TEXT SEGMENT >>
--- begin ---
Yeah. So if you saw in the, like the root of this project, there was a dist folder. By default, GitHub Actions doesn't install node modules and all of that stuff for actions for you. It has to compile this stuff down to JavaScript. As soon as it hits the JavaScript layer, it can run that for you.
Clicking that file was a mistake.
Oh, no. Maybe we'll just go over here.
I'm looking in the comments. So Nikki pushed a question. Does workflow get canceled if another commit is made that triggers the same workflow?
So no, it will just keep on adding more, it will add a new workflow run once it goes. Like, once a new, so if you do another push right now, it would, technically, start a new trigger and since we haven't cached the stuff, it would, it would have to go through a full, again.
If you knew you had done that, you could come in and axe this one.
Correct.
And what's interesting, we named this. So we can choose what gets communicated over here.
Yep.
If we look up at the top here, we said cache built assets. We could've said something. We can, you know, we can be way more descriptive.
Yep.
And down here
We have jobs build up top. There, jobs build.
We could've named that whatever we wanted.
Yep. Now, something that is useful. Here, we just have one job. But the nice thing, you can actually run jobs in parallel. So for instance, on my site, I do some work where I build my open graph images. So the images that appear on Twitter or any other social platform, I build the images in parallel to one of my site builds. I don't need it to be done sequentially, I can do them in parallel, merge those two assets together and then deploy everything. So it's nice that you can do multiple things at the same time if, like, if there are things that are separate and don't need to depend on one another. They can all run at the same time. And then you can have jobs that depend on those various tasks to finish to trigger.
Nice. This built so much faster than I expected it to.
OK. So so 169 seconds, that's the number we're going to be trying to see if we can
And theoretically, like, this site is almost entirely image processing. There are 18 seconds of nonimage processing time in this build. So if the cache works, we should see, you know, probably a 75% reduction in build time.
--- end ---
INFORMATION SUPPLIED >>
--- begin ---
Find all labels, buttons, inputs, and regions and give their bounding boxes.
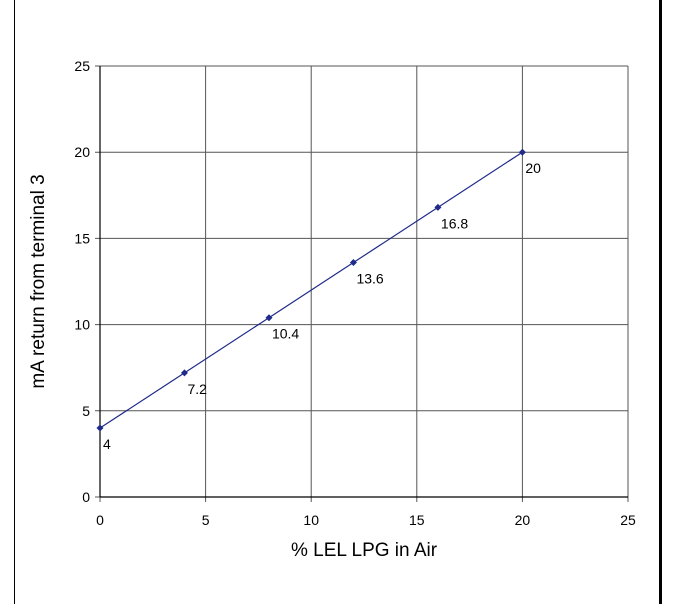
--- end ---
GIVEN TASK 1 >> In the GitHub Actions transcript, swap "descriptive" for "specific" and write the passage out again, beginning at the words "If we look up" and stopping after "whatever we wanted.".
GIVEN TASK 2 >> Translate this sentence from the GitHub Actions transcript into Spanish: "By default, GitHub Actions doesn't install node modules and all of that stuff for actions for you."
The data is kept apart from the GitHub Actions transcript and forms separate material.

FINAL ANSWER 1 >>
If we look up at the top here, we said cache built assets. We could've said something. We can, you know, we can be way more specific.
Yep.
And down here
We have jobs build up top. There, jobs build.
We could've named that whatever we wanted.

FINAL ANSWER 2 >> De forma predeterminada, GitHub Actions no te instala los módulos de node ni todo ese tipo de cosas para las acciones.